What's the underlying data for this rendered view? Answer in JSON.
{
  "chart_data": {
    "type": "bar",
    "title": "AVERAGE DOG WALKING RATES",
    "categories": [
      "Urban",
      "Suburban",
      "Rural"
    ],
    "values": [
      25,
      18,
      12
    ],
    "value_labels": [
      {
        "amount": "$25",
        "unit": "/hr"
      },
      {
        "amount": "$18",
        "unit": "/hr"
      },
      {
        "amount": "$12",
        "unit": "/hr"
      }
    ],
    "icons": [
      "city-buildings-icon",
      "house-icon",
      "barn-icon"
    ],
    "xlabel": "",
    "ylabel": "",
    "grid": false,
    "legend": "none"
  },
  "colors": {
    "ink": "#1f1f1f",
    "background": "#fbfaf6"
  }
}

********************

## TASK TO CARRY OUT
Restate the whole of the material exactly.

## COMPLETE OUTPUT
What's the underlying data for this rendered view? Answer in JSON.
{
  "chart_data": {
    "type": "bar",
    "title": "AVERAGE DOG WALKING RATES",
    "categories": [
      "Urban",
      "Suburban",
      "Rural"
    ],
    "values": [
      25,
      18,
      12
    ],
    "value_labels": [
      {
        "amount": "$25",
        "unit": "/hr"
      },
      {
        "amount": "$18",
        "unit": "/hr"
      },
      {
        "amount": "$12",
        "unit": "/hr"
      }
    ],
    "icons": [
      "city-buildings-icon",
      "house-icon",
      "barn-icon"
    ],
    "xlabel": "",
    "ylabel": "",
    "grid": false,
    "legend": "none"
  },
  "colors": {
    "ink": "#1f1f1f",
    "background": "#fbfaf6"
  }
}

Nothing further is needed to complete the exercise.